### Work to be completed
Reproduce every line of the entries below verbatim, leaving out the picture placeholders.

Visual layout annotation data:
---*---
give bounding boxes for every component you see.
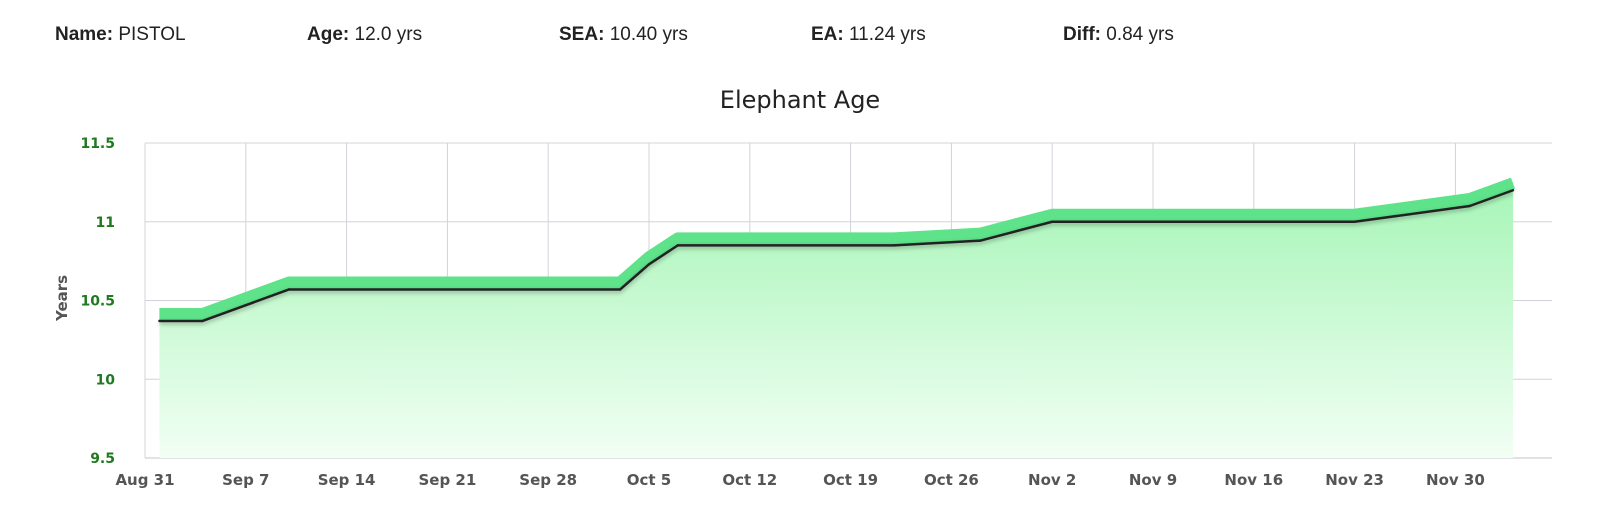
y-axis-ticks: 9.5 10 10.5 11 11.5 [80,136,115,467]
chart-title: Elephant Age [720,86,880,114]
data-point [979,239,982,242]
name-value: PISTOL [118,24,186,45]
diff-label: Diff: [1063,24,1101,45]
diff-stat: Diff: 0.84 yrs [1063,24,1174,46]
data-point [287,288,291,291]
age-stat: Age: 12.0 yrs [307,24,422,46]
x-tick-label: Nov 23 [1325,471,1384,489]
sea-stat: SEA: 10.40 yrs [559,24,688,46]
sea-label: SEA: [559,24,605,45]
data-point [1511,189,1515,192]
plot-area [158,177,1516,458]
x-tick-label: Nov 9 [1129,471,1177,489]
x-tick-label: Oct 19 [823,471,878,489]
y-tick-label: 11.5 [80,136,115,152]
data-point [647,263,651,266]
data-point [1051,220,1054,223]
data-point [201,319,204,323]
x-tick-label: Nov 30 [1426,471,1485,489]
name-label: Name: [55,24,114,45]
elephant-age-chart: Elephant Age 9.5 10 10.5 11 11.5 Aug 31 Sep 7… [53,86,1552,489]
name-stat: Name: PISTOL [55,24,186,46]
diff-value: 0.84 yrs [1106,24,1174,45]
x-tick-label: Oct 26 [924,471,979,489]
x-tick-label: Sep 28 [519,471,577,489]
x-tick-label: Sep 14 [318,471,376,489]
data-point [158,319,161,323]
x-tick-label: Nov 16 [1224,471,1283,489]
y-tick-label: 10.5 [80,294,115,310]
ea-value: 11.24 yrs [849,24,926,45]
x-tick-label: Sep 21 [418,471,476,489]
data-point [1353,220,1356,223]
series-line [159,189,1514,323]
x-tick-label: Nov 2 [1028,471,1076,489]
data-point [619,288,622,291]
x-axis-ticks: Aug 31 Sep 7 Sep 14 Sep 21 Sep 28 Oct 5 Oct 12… [115,471,1484,489]
age-label: Age: [307,24,350,45]
x-tick-label: Aug 31 [115,471,174,489]
y-tick-label: 11 [96,215,115,231]
x-tick-label: Oct 12 [722,471,777,489]
highlight-band [159,177,1516,320]
data-point [892,244,895,247]
ea-label: EA: [811,24,844,45]
y-axis-label: Years [53,275,71,322]
area-fill [159,190,1513,458]
y-tick-label: 10 [96,372,116,388]
age-value: 12.0 yrs [354,24,423,45]
y-tick-label: 9.5 [90,451,115,467]
x-tick-label: Sep 7 [222,471,269,489]
data-point [1468,204,1472,208]
sea-value: 10.40 yrs [609,24,688,45]
data-point [676,244,679,247]
elephant-summary: Name: PISTOL Age: 12.0 yrs SEA: 10.40 yr… [55,24,1555,52]
ea-stat: EA: 11.24 yrs [811,24,926,46]
x-tick-label: Oct 5 [627,471,671,489]
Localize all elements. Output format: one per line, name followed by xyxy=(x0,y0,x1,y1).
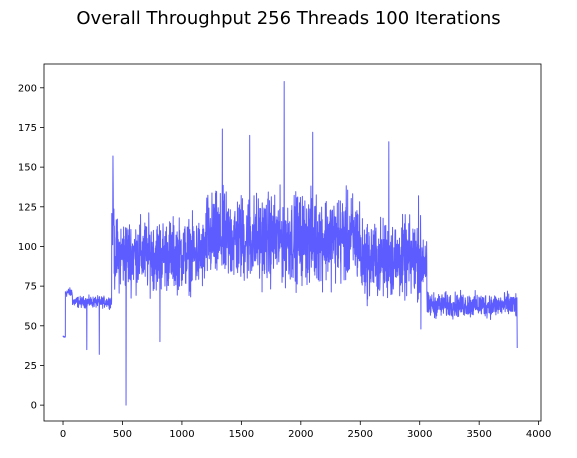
y-tick-label: 25 xyxy=(24,361,37,372)
chart-title: Overall Throughput 256 Threads 100 Itera… xyxy=(76,8,501,29)
x-axis-ticks: 0 500 1000 1500 2000 2500 3000 3500 4000 xyxy=(60,421,551,440)
y-tick-label: 100 xyxy=(18,242,37,253)
x-tick-label: 500 xyxy=(113,429,132,440)
y-tick-label: 50 xyxy=(24,321,37,332)
x-tick-label: 0 xyxy=(60,429,66,440)
y-axis-ticks: 0 25 50 75 100 125 150 175 200 xyxy=(18,83,44,412)
y-tick-label: 125 xyxy=(18,202,37,213)
y-tick-label: 0 xyxy=(31,401,37,412)
y-tick-label: 75 xyxy=(24,282,37,293)
x-tick-label: 4000 xyxy=(526,429,551,440)
y-tick-label: 200 xyxy=(18,83,37,94)
x-tick-label: 3000 xyxy=(407,429,432,440)
x-tick-label: 2500 xyxy=(348,429,373,440)
series-group xyxy=(62,80,518,406)
y-tick-label: 150 xyxy=(18,163,37,174)
y-tick-label: 175 xyxy=(18,123,37,134)
x-tick-label: 2000 xyxy=(288,429,313,440)
series-line xyxy=(62,80,518,406)
x-tick-label: 1000 xyxy=(169,429,194,440)
x-tick-label: 1500 xyxy=(229,429,254,440)
x-tick-label: 3500 xyxy=(466,429,491,440)
plot-frame xyxy=(43,63,542,422)
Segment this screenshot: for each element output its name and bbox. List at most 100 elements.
---*---
### Worked solution
give bounding boxes for every component you see.
y-axis-ticks: 9.5 10 10.5 11 11.5 [80,136,115,467]
chart-title: Elephant Age [720,86,880,114]
data-point [979,239,982,242]
name-value: PISTOL [118,24,186,45]
diff-label: Diff: [1063,24,1101,45]
diff-stat: Diff: 0.84 yrs [1063,24,1174,46]
data-point [287,288,291,291]
age-stat: Age: 12.0 yrs [307,24,422,46]
x-tick-label: Nov 23 [1325,471,1384,489]
sea-stat: SEA: 10.40 yrs [559,24,688,46]
sea-label: SEA: [559,24,605,45]
data-point [1511,189,1515,192]
plot-area [158,177,1516,458]
x-tick-label: Nov 9 [1129,471,1177,489]
x-tick-label: Oct 19 [823,471,878,489]
y-tick-label: 11.5 [80,136,115,152]
data-point [647,263,651,266]
data-point [1051,220,1054,223]
data-point [201,319,204,323]
x-tick-label: Nov 30 [1426,471,1485,489]
name-label: Name: [55,24,114,45]
elephant-age-chart: Elephant Age 9.5 10 10.5 11 11.5 Aug 31 Sep 7… [53,86,1552,489]
name-stat: Name: PISTOL [55,24,186,46]
diff-value: 0.84 yrs [1106,24,1174,45]
x-tick-label: Oct 26 [924,471,979,489]
x-tick-label: Sep 28 [519,471,577,489]
x-tick-label: Sep 14 [318,471,376,489]
data-point [158,319,161,323]
x-tick-label: Nov 16 [1224,471,1283,489]
y-tick-label: 10.5 [80,294,115,310]
ea-value: 11.24 yrs [849,24,926,45]
x-tick-label: Sep 21 [418,471,476,489]
data-point [1353,220,1356,223]
series-line [159,189,1514,323]
x-tick-label: Nov 2 [1028,471,1076,489]
data-point [619,288,622,291]
x-axis-ticks: Aug 31 Sep 7 Sep 14 Sep 21 Sep 28 Oct 5 Oct 12… [115,471,1484,489]
age-label: Age: [307,24,350,45]
x-tick-label: Aug 31 [115,471,174,489]
y-tick-label: 11 [96,215,115,231]
x-tick-label: Oct 12 [722,471,777,489]
highlight-band [159,177,1516,320]
data-point [892,244,895,247]
ea-label: EA: [811,24,844,45]
y-axis-label: Years [53,275,71,322]
area-fill [159,190,1513,458]
y-tick-label: 10 [96,372,116,388]
age-value: 12.0 yrs [354,24,423,45]
y-tick-label: 9.5 [90,451,115,467]
x-tick-label: Sep 7 [222,471,269,489]
data-point [1468,204,1472,208]
sea-value: 10.40 yrs [609,24,688,45]
data-point [676,244,679,247]
elephant-summary: Name: PISTOL Age: 12.0 yrs SEA: 10.40 yr… [55,24,1555,52]
ea-stat: EA: 11.24 yrs [811,24,926,46]
x-tick-label: Oct 5 [627,471,671,489]
Localize all elements. Output format: one per line, name followed by xyxy=(x0,y0,x1,y1).
y-tick-label: 25 xyxy=(24,361,37,372)
chart-title: Overall Throughput 256 Threads 100 Itera… xyxy=(76,8,501,29)
x-axis-ticks: 0 500 1000 1500 2000 2500 3000 3500 4000 xyxy=(60,421,551,440)
y-tick-label: 100 xyxy=(18,242,37,253)
x-tick-label: 500 xyxy=(113,429,132,440)
y-tick-label: 50 xyxy=(24,321,37,332)
x-tick-label: 0 xyxy=(60,429,66,440)
y-axis-ticks: 0 25 50 75 100 125 150 175 200 xyxy=(18,83,44,412)
y-tick-label: 125 xyxy=(18,202,37,213)
y-tick-label: 0 xyxy=(31,401,37,412)
y-tick-label: 75 xyxy=(24,282,37,293)
x-tick-label: 4000 xyxy=(526,429,551,440)
y-tick-label: 200 xyxy=(18,83,37,94)
x-tick-label: 3000 xyxy=(407,429,432,440)
x-tick-label: 2500 xyxy=(348,429,373,440)
series-group xyxy=(62,80,518,406)
y-tick-label: 150 xyxy=(18,163,37,174)
y-tick-label: 175 xyxy=(18,123,37,134)
x-tick-label: 2000 xyxy=(288,429,313,440)
series-line xyxy=(62,80,518,406)
x-tick-label: 1000 xyxy=(169,429,194,440)
x-tick-label: 1500 xyxy=(229,429,254,440)
x-tick-label: 3500 xyxy=(466,429,491,440)
plot-frame xyxy=(43,63,542,422)
Segment this screenshot: for each element output its name and bbox. List at most 100 elements.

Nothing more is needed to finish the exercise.